Extracts from a graphics dataset
★ ★ ★ ★

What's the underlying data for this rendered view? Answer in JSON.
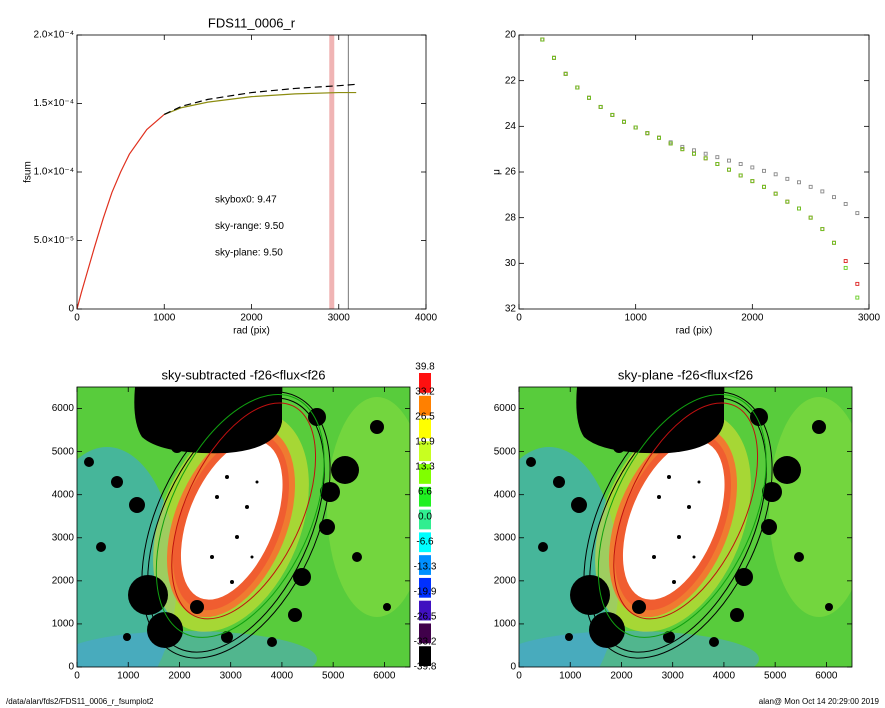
{
  "chart_data": [
    {
      "type": "line",
      "title": "FDS11_0006_r",
      "xlabel": "rad (pix)",
      "ylabel": "fsum",
      "xlim": [
        0,
        4000
      ],
      "xticks": [
        0,
        1000,
        2000,
        3000,
        4000
      ],
      "ylim": [
        0,
        0.0002
      ],
      "yticks": [
        0,
        {
          "value": 5e-05,
          "label": "5.0×10⁻⁵"
        },
        {
          "value": 0.0001,
          "label": "1.0×10⁻⁴"
        },
        {
          "value": 0.00015,
          "label": "1.5×10⁻⁴"
        },
        {
          "value": 0.0002,
          "label": "2.0×10⁻⁴"
        }
      ],
      "x": [
        0,
        50,
        100,
        200,
        300,
        400,
        500,
        600,
        800,
        1000,
        1200,
        1500,
        2000,
        2500,
        3000,
        3200
      ],
      "series": [
        {
          "color": "#e0301e",
          "values": [
            0,
            1.2e-05,
            2.3e-05,
            4.5e-05,
            6.6e-05,
            8.5e-05,
            0.0001,
            0.000113,
            0.000131,
            0.000142,
            null,
            null,
            null,
            null,
            null,
            null
          ]
        },
        {
          "color": "#8c8c10",
          "values": [
            null,
            null,
            null,
            null,
            null,
            null,
            null,
            null,
            null,
            0.000142,
            0.000147,
            0.000151,
            0.000155,
            0.000157,
            0.000158,
            0.000158
          ]
        },
        {
          "color": "#000000",
          "dash": true,
          "values": [
            null,
            null,
            null,
            null,
            null,
            null,
            null,
            null,
            null,
            0.000142,
            0.000148,
            0.000153,
            0.000158,
            0.000161,
            0.000163,
            0.000164
          ]
        }
      ],
      "vlines": [
        {
          "x": 2920,
          "color": "#f0b4b4"
        },
        {
          "x": 3110,
          "color": "#777777"
        }
      ],
      "annotations": [
        {
          "text": "skybox0:  9.47",
          "color": "#000000"
        },
        {
          "text": "sky-range:  9.50",
          "color": "#e02020"
        },
        {
          "text": "sky-plane:  9.50",
          "color": "#30dd30"
        }
      ]
    },
    {
      "type": "scatter",
      "xlabel": "rad (pix)",
      "ylabel": "μ",
      "xlim": [
        0,
        3000
      ],
      "xticks": [
        0,
        1000,
        2000,
        3000
      ],
      "ylim": [
        32,
        20
      ],
      "yticks": [
        20,
        22,
        24,
        26,
        28,
        30,
        32
      ],
      "x": [
        200,
        300,
        400,
        500,
        600,
        700,
        800,
        900,
        1000,
        1100,
        1200,
        1300,
        1400,
        1500,
        1600,
        1700,
        1800,
        1900,
        2000,
        2100,
        2200,
        2300,
        2400,
        2500,
        2600,
        2700,
        2800,
        2900
      ],
      "series": [
        {
          "color": "#888888",
          "values": [
            20.2,
            21.0,
            21.7,
            22.3,
            22.75,
            23.15,
            23.5,
            23.8,
            24.05,
            24.3,
            24.5,
            24.7,
            24.9,
            25.05,
            25.2,
            25.35,
            25.5,
            25.65,
            25.8,
            25.95,
            26.1,
            26.3,
            26.45,
            26.65,
            26.85,
            27.1,
            27.4,
            27.8
          ]
        },
        {
          "color": "#dd2222",
          "values": [
            20.2,
            21.0,
            21.7,
            22.3,
            22.75,
            23.15,
            23.5,
            23.8,
            24.05,
            24.3,
            24.5,
            24.75,
            25.0,
            25.2,
            25.4,
            25.65,
            25.9,
            26.15,
            26.4,
            26.65,
            26.95,
            27.3,
            27.6,
            28.0,
            28.5,
            29.1,
            29.9,
            30.9
          ]
        },
        {
          "color": "#66cc22",
          "values": [
            20.2,
            21.0,
            21.7,
            22.3,
            22.75,
            23.15,
            23.5,
            23.8,
            24.05,
            24.3,
            24.5,
            24.75,
            25.0,
            25.2,
            25.4,
            25.65,
            25.9,
            26.15,
            26.4,
            26.65,
            26.95,
            27.3,
            27.6,
            28.0,
            28.5,
            29.1,
            30.2,
            31.5
          ]
        }
      ]
    },
    {
      "type": "image",
      "title": "sky-subtracted -f26<flux<f26",
      "xlim": [
        0,
        6500
      ],
      "xticks": [
        0,
        1000,
        2000,
        3000,
        4000,
        5000,
        6000
      ],
      "ylim": [
        0,
        6500
      ],
      "yticks": [
        0,
        1000,
        2000,
        3000,
        4000,
        5000,
        6000
      ]
    },
    {
      "type": "colorbar",
      "colors": [
        "#ff1010",
        "#ff8000",
        "#ffff00",
        "#c8ff20",
        "#80ff00",
        "#20f020",
        "#30ee90",
        "#00ffff",
        "#0090ff",
        "#0030ff",
        "#4010c0",
        "#40004a",
        "#000000"
      ],
      "ticks": [
        39.8,
        33.2,
        26.5,
        19.9,
        13.3,
        6.6,
        {
          "value": 0,
          "label": "0.0"
        },
        -6.6,
        -13.3,
        -19.9,
        -26.5,
        -33.2,
        -39.8
      ]
    },
    {
      "type": "image",
      "title": "sky-plane -f26<flux<f26",
      "xlim": [
        0,
        6500
      ],
      "xticks": [
        0,
        1000,
        2000,
        3000,
        4000,
        5000,
        6000
      ],
      "ylim": [
        0,
        6500
      ],
      "yticks": [
        0,
        1000,
        2000,
        3000,
        4000,
        5000,
        6000
      ]
    }
  ],
  "footer": {
    "left": "/data/alan/fds2/FDS11_0006_r_fsumplot2",
    "right": "alan@  Mon Oct 14 20:29:00 2019"
  }
}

★ ★ ★ ★

(Directions) Leave out the pictures and print each record exactly as it stands.

(Output of the task)
What's the underlying data for this rendered view? Answer in JSON.
{
  "chart_data": [
    {
      "type": "line",
      "title": "FDS11_0006_r",
      "xlabel": "rad (pix)",
      "ylabel": "fsum",
      "xlim": [
        0,
        4000
      ],
      "xticks": [
        0,
        1000,
        2000,
        3000,
        4000
      ],
      "ylim": [
        0,
        0.0002
      ],
      "yticks": [
        0,
        {
          "value": 5e-05,
          "label": "5.0×10⁻⁵"
        },
        {
          "value": 0.0001,
          "label": "1.0×10⁻⁴"
        },
        {
          "value": 0.00015,
          "label": "1.5×10⁻⁴"
        },
        {
          "value": 0.0002,
          "label": "2.0×10⁻⁴"
        }
      ],
      "x": [
        0,
        50,
        100,
        200,
        300,
        400,
        500,
        600,
        800,
        1000,
        1200,
        1500,
        2000,
        2500,
        3000,
        3200
      ],
      "series": [
        {
          "color": "#e0301e",
          "values": [
            0,
            1.2e-05,
            2.3e-05,
            4.5e-05,
            6.6e-05,
            8.5e-05,
            0.0001,
            0.000113,
            0.000131,
            0.000142,
            null,
            null,
            null,
            null,
            null,
            null
          ]
        },
        {
          "color": "#8c8c10",
          "values": [
            null,
            null,
            null,
            null,
            null,
            null,
            null,
            null,
            null,
            0.000142,
            0.000147,
            0.000151,
            0.000155,
            0.000157,
            0.000158,
            0.000158
          ]
        },
        {
          "color": "#000000",
          "dash": true,
          "values": [
            null,
            null,
            null,
            null,
            null,
            null,
            null,
            null,
            null,
            0.000142,
            0.000148,
            0.000153,
            0.000158,
            0.000161,
            0.000163,
            0.000164
          ]
        }
      ],
      "vlines": [
        {
          "x": 2920,
          "color": "#f0b4b4"
        },
        {
          "x": 3110,
          "color": "#777777"
        }
      ],
      "annotations": [
        {
          "text": "skybox0:  9.47",
          "color": "#000000"
        },
        {
          "text": "sky-range:  9.50",
          "color": "#e02020"
        },
        {
          "text": "sky-plane:  9.50",
          "color": "#30dd30"
        }
      ]
    },
    {
      "type": "scatter",
      "xlabel": "rad (pix)",
      "ylabel": "μ",
      "xlim": [
        0,
        3000
      ],
      "xticks": [
        0,
        1000,
        2000,
        3000
      ],
      "ylim": [
        32,
        20
      ],
      "yticks": [
        20,
        22,
        24,
        26,
        28,
        30,
        32
      ],
      "x": [
        200,
        300,
        400,
        500,
        600,
        700,
        800,
        900,
        1000,
        1100,
        1200,
        1300,
        1400,
        1500,
        1600,
        1700,
        1800,
        1900,
        2000,
        2100,
        2200,
        2300,
        2400,
        2500,
        2600,
        2700,
        2800,
        2900
      ],
      "series": [
        {
          "color": "#888888",
          "values": [
            20.2,
            21.0,
            21.7,
            22.3,
            22.75,
            23.15,
            23.5,
            23.8,
            24.05,
            24.3,
            24.5,
            24.7,
            24.9,
            25.05,
            25.2,
            25.35,
            25.5,
            25.65,
            25.8,
            25.95,
            26.1,
            26.3,
            26.45,
            26.65,
            26.85,
            27.1,
            27.4,
            27.8
          ]
        },
        {
          "color": "#dd2222",
          "values": [
            20.2,
            21.0,
            21.7,
            22.3,
            22.75,
            23.15,
            23.5,
            23.8,
            24.05,
            24.3,
            24.5,
            24.75,
            25.0,
            25.2,
            25.4,
            25.65,
            25.9,
            26.15,
            26.4,
            26.65,
            26.95,
            27.3,
            27.6,
            28.0,
            28.5,
            29.1,
            29.9,
            30.9
          ]
        },
        {
          "color": "#66cc22",
          "values": [
            20.2,
            21.0,
            21.7,
            22.3,
            22.75,
            23.15,
            23.5,
            23.8,
            24.05,
            24.3,
            24.5,
            24.75,
            25.0,
            25.2,
            25.4,
            25.65,
            25.9,
            26.15,
            26.4,
            26.65,
            26.95,
            27.3,
            27.6,
            28.0,
            28.5,
            29.1,
            30.2,
            31.5
          ]
        }
      ]
    },
    {
      "type": "image",
      "title": "sky-subtracted -f26<flux<f26",
      "xlim": [
        0,
        6500
      ],
      "xticks": [
        0,
        1000,
        2000,
        3000,
        4000,
        5000,
        6000
      ],
      "ylim": [
        0,
        6500
      ],
      "yticks": [
        0,
        1000,
        2000,
        3000,
        4000,
        5000,
        6000
      ]
    },
    {
      "type": "colorbar",
      "colors": [
        "#ff1010",
        "#ff8000",
        "#ffff00",
        "#c8ff20",
        "#80ff00",
        "#20f020",
        "#30ee90",
        "#00ffff",
        "#0090ff",
        "#0030ff",
        "#4010c0",
        "#40004a",
        "#000000"
      ],
      "ticks": [
        39.8,
        33.2,
        26.5,
        19.9,
        13.3,
        6.6,
        {
          "value": 0,
          "label": "0.0"
        },
        -6.6,
        -13.3,
        -19.9,
        -26.5,
        -33.2,
        -39.8
      ]
    },
    {
      "type": "image",
      "title": "sky-plane -f26<flux<f26",
      "xlim": [
        0,
        6500
      ],
      "xticks": [
        0,
        1000,
        2000,
        3000,
        4000,
        5000,
        6000
      ],
      "ylim": [
        0,
        6500
      ],
      "yticks": [
        0,
        1000,
        2000,
        3000,
        4000,
        5000,
        6000
      ]
    }
  ],
  "footer": {
    "left": "/data/alan/fds2/FDS11_0006_r_fsumplot2",
    "right": "alan@  Mon Oct 14 20:29:00 2019"
  }
}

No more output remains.